DIRECTIVE:
Leaving out the pictures, retype all the material exactly.

(Saved entries)
· · · ·

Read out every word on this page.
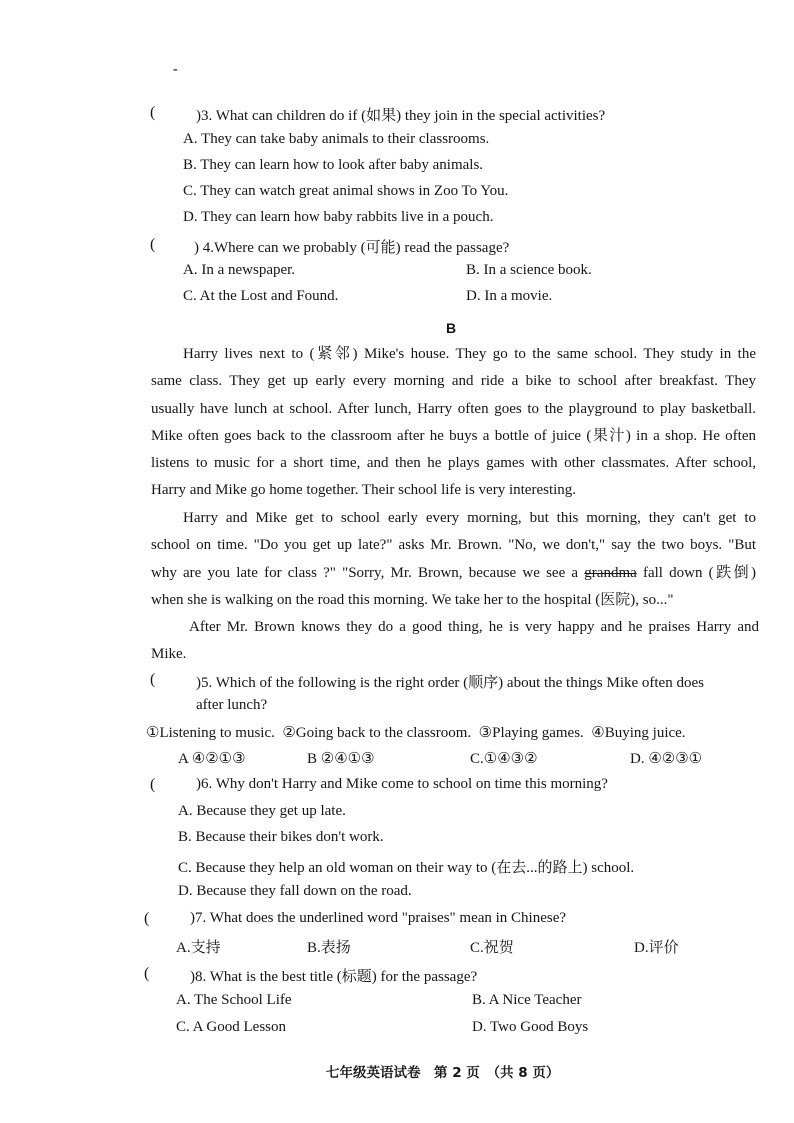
-
(	)3. What can children do if (如果) they join in the special activities?
A. They can take baby animals to their classrooms.
B. They can learn how to look after baby animals.
C. They can watch great animal shows in Zoo To You.
D. They can learn how baby rabbits live in a pouch.
(	) 4.Where can we probably (可能) read the passage?
A. In a newspaper.	B. In a science book.
C. At the Lost and Found.	D. In a movie.
B
Harry lives next to (紧邻) Mike's house. They go to the same school. They study in the
same class. They get up early every morning and ride a bike to school after breakfast. They
usually have lunch at school. After lunch, Harry often goes to the playground to play basketball.
Mike often goes back to the classroom after he buys a bottle of juice (果汁) in a shop. He often
listens to music for a short time, and then he plays games with other classmates. After school,
Harry and Mike go home together. Their school life is very interesting.
Harry and Mike get to school early every morning, but this morning, they can't get to
school on time. "Do you get up late?" asks Mr. Brown. "No, we don't," say the two boys. "But
why are you late for class ?" "Sorry, Mr. Brown, because we see a grandma fall down (跌倒)
when she is walking on the road this morning. We take her to the hospital (医院), so..."
After Mr. Brown knows they do a good thing, he is very happy and he praises Harry and
Mike.
(	)5. Which of the following is the right order (顺序) about the things Mike often does
after lunch?
①Listening to music.  ②Going back to the classroom.  ③Playing games.  ④Buying juice.
A ④②①③	B ②④①③	C.①④③②	D. ④②③①
(	)6. Why don't Harry and Mike come to school on time this morning?
A. Because they get up late.
B. Because their bikes don't work.
C. Because they help an old woman on their way to (在去...的路上) school.
D. Because they fall down on the road.
(	)7. What does the underlined word "praises" mean in Chinese?
A.支持	B.表扬	C.祝贺	D.评价
(	)8. What is the best title (标题) for the passage?
A. The School Life	B. A Nice Teacher
C. A Good Lesson	D. Two Good Boys
七年级英语试卷　第 2 页　（共 8 页）
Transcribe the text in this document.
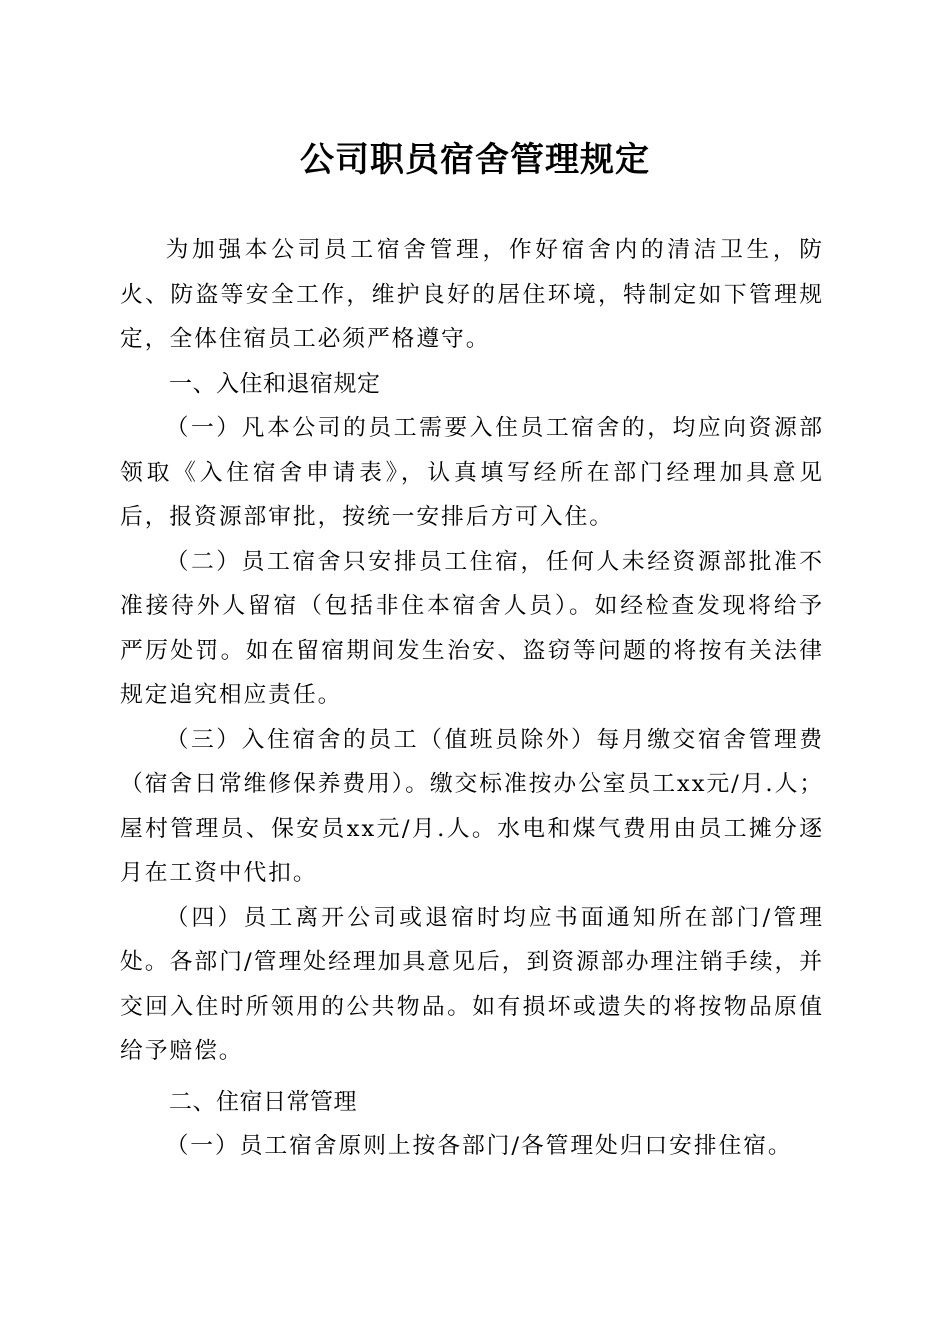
公司职员宿舍管理规定

为加强本公司员工宿舍管理，作好宿舍内的清洁卫生，防火、防盗等安全工作，维护良好的居住环境，特制定如下管理规定，全体住宿员工必须严格遵守。

一、入住和退宿规定

（一）凡本公司的员工需要入住员工宿舍的，均应向资源部领取《入住宿舍申请表》，认真填写经所在部门经理加具意见后，报资源部审批，按统一安排后方可入住。

（二）员工宿舍只安排员工住宿，任何人未经资源部批准不准接待外人留宿（包括非住本宿舍人员）。如经检查发现将给予严厉处罚。如在留宿期间发生治安、盗窃等问题的将按有关法律规定追究相应责任。

（三）入住宿舍的员工（值班员除外）每月缴交宿舍管理费（宿舍日常维修保养费用）。缴交标准按办公室员工xx元/月.人；屋村管理员、保安员xx元/月.人。水电和煤气费用由员工摊分逐月在工资中代扣。

（四）员工离开公司或退宿时均应书面通知所在部门/管理处。各部门/管理处经理加具意见后，到资源部办理注销手续，并交回入住时所领用的公共物品。如有损坏或遗失的将按物品原值给予赔偿。

二、住宿日常管理

（一）员工宿舍原则上按各部门/各管理处归口安排住宿。
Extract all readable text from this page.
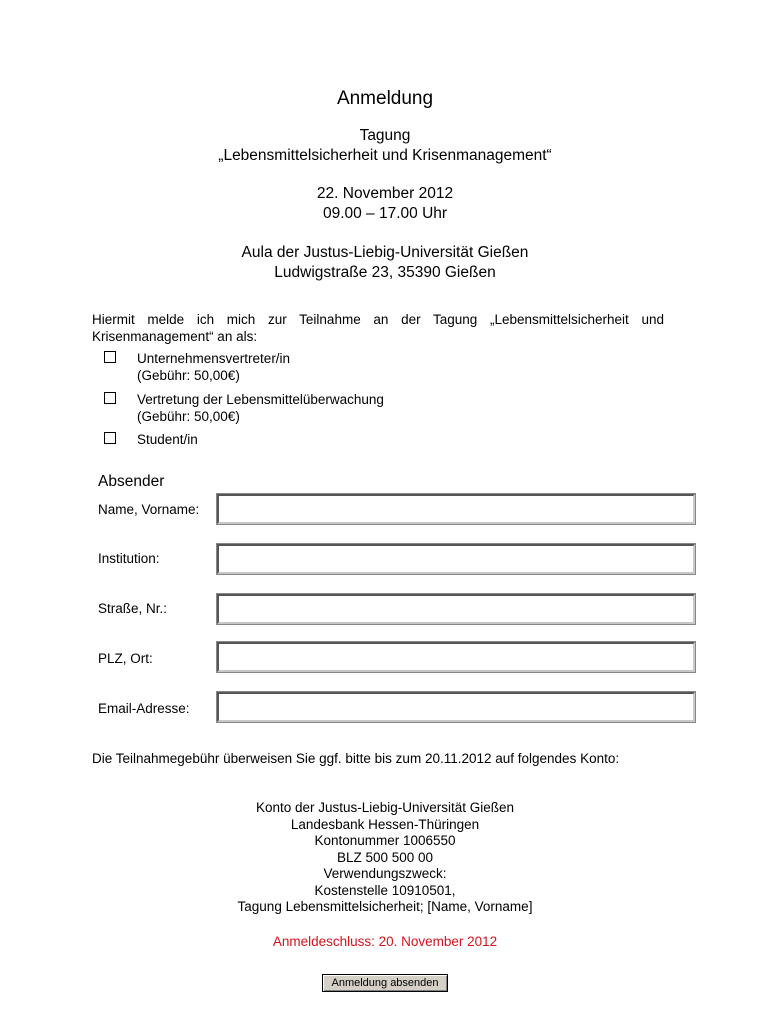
Anmeldung
Tagung
„Lebensmittelsicherheit und Krisenmanagement“
22. November 2012
09.00 – 17.00 Uhr
Aula der Justus-Liebig-Universität Gießen
Ludwigstraße 23, 35390 Gießen
Hiermit melde ich mich zur Teilnahme an der Tagung „Lebensmittelsicherheit und Krisenmanagement“ an als:
Unternehmensvertreter/in
(Gebühr: 50,00€)
Vertretung der Lebensmittelüberwachung
(Gebühr: 50,00€)
Student/in
Absender
Name, Vorname:
Institution:
Straße, Nr.:
PLZ, Ort:
Email-Adresse:
Die Teilnahmegebühr überweisen Sie ggf. bitte bis zum 20.11.2012 auf folgendes Konto:
Konto der Justus-Liebig-Universität Gießen
Landesbank Hessen-Thüringen
Kontonummer 1006550
BLZ 500 500 00
Verwendungszweck:
Kostenstelle 10910501,
Tagung Lebensmittelsicherheit; [Name, Vorname]
Anmeldeschluss: 20. November 2012
Anmeldung absenden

· · · ·

SOLUTION FOR THIS EXERCISE:
Read out every word on this page.
-
(	)3. What can children do if (如果) they join in the special activities?
A. They can take baby animals to their classrooms.
B. They can learn how to look after baby animals.
C. They can watch great animal shows in Zoo To You.
D. They can learn how baby rabbits live in a pouch.
(	) 4.Where can we probably (可能) read the passage?
A. In a newspaper.	B. In a science book.
C. At the Lost and Found.	D. In a movie.
B
Harry lives next to (紧邻) Mike's house. They go to the same school. They study in the
same class. They get up early every morning and ride a bike to school after breakfast. They
usually have lunch at school. After lunch, Harry often goes to the playground to play basketball.
Mike often goes back to the classroom after he buys a bottle of juice (果汁) in a shop. He often
listens to music for a short time, and then he plays games with other classmates. After school,
Harry and Mike go home together. Their school life is very interesting.
Harry and Mike get to school early every morning, but this morning, they can't get to
school on time. "Do you get up late?" asks Mr. Brown. "No, we don't," say the two boys. "But
why are you late for class ?" "Sorry, Mr. Brown, because we see a grandma fall down (跌倒)
when she is walking on the road this morning. We take her to the hospital (医院), so..."
After Mr. Brown knows they do a good thing, he is very happy and he praises Harry and
Mike.
(	)5. Which of the following is the right order (顺序) about the things Mike often does
after lunch?
①Listening to music.  ②Going back to the classroom.  ③Playing games.  ④Buying juice.
A ④②①③	B ②④①③	C.①④③②	D. ④②③①
(	)6. Why don't Harry and Mike come to school on time this morning?
A. Because they get up late.
B. Because their bikes don't work.
C. Because they help an old woman on their way to (在去...的路上) school.
D. Because they fall down on the road.
(	)7. What does the underlined word "praises" mean in Chinese?
A.支持	B.表扬	C.祝贺	D.评价
(	)8. What is the best title (标题) for the passage?
A. The School Life	B. A Nice Teacher
C. A Good Lesson	D. Two Good Boys
七年级英语试卷　第 2 页　（共 8 页）
Transcribe the text in this document.
公司职员宿舍管理规定

为加强本公司员工宿舍管理，作好宿舍内的清洁卫生，防火、防盗等安全工作，维护良好的居住环境，特制定如下管理规定，全体住宿员工必须严格遵守。

一、入住和退宿规定

（一）凡本公司的员工需要入住员工宿舍的，均应向资源部领取《入住宿舍申请表》，认真填写经所在部门经理加具意见后，报资源部审批，按统一安排后方可入住。

（二）员工宿舍只安排员工住宿，任何人未经资源部批准不准接待外人留宿（包括非住本宿舍人员）。如经检查发现将给予严厉处罚。如在留宿期间发生治安、盗窃等问题的将按有关法律规定追究相应责任。

（三）入住宿舍的员工（值班员除外）每月缴交宿舍管理费（宿舍日常维修保养费用）。缴交标准按办公室员工xx元/月.人；屋村管理员、保安员xx元/月.人。水电和煤气费用由员工摊分逐月在工资中代扣。

（四）员工离开公司或退宿时均应书面通知所在部门/管理处。各部门/管理处经理加具意见后，到资源部办理注销手续，并交回入住时所领用的公共物品。如有损坏或遗失的将按物品原值给予赔偿。

二、住宿日常管理

（一）员工宿舍原则上按各部门/各管理处归口安排住宿。
Extract all readable text from this page.
Anmeldung
Tagung
„Lebensmittelsicherheit und Krisenmanagement“
22. November 2012
09.00 – 17.00 Uhr
Aula der Justus-Liebig-Universität Gießen
Ludwigstraße 23, 35390 Gießen
Hiermit melde ich mich zur Teilnahme an der Tagung „Lebensmittelsicherheit und Krisenmanagement“ an als:
Unternehmensvertreter/in
(Gebühr: 50,00€)
Vertretung der Lebensmittelüberwachung
(Gebühr: 50,00€)
Student/in
Absender
Name, Vorname:
Institution:
Straße, Nr.:
PLZ, Ort:
Email-Adresse:
Die Teilnahmegebühr überweisen Sie ggf. bitte bis zum 20.11.2012 auf folgendes Konto:
Konto der Justus-Liebig-Universität Gießen
Landesbank Hessen-Thüringen
Kontonummer 1006550
BLZ 500 500 00
Verwendungszweck:
Kostenstelle 10910501,
Tagung Lebensmittelsicherheit; [Name, Vorname]
Anmeldeschluss: 20. November 2012
Anmeldung absenden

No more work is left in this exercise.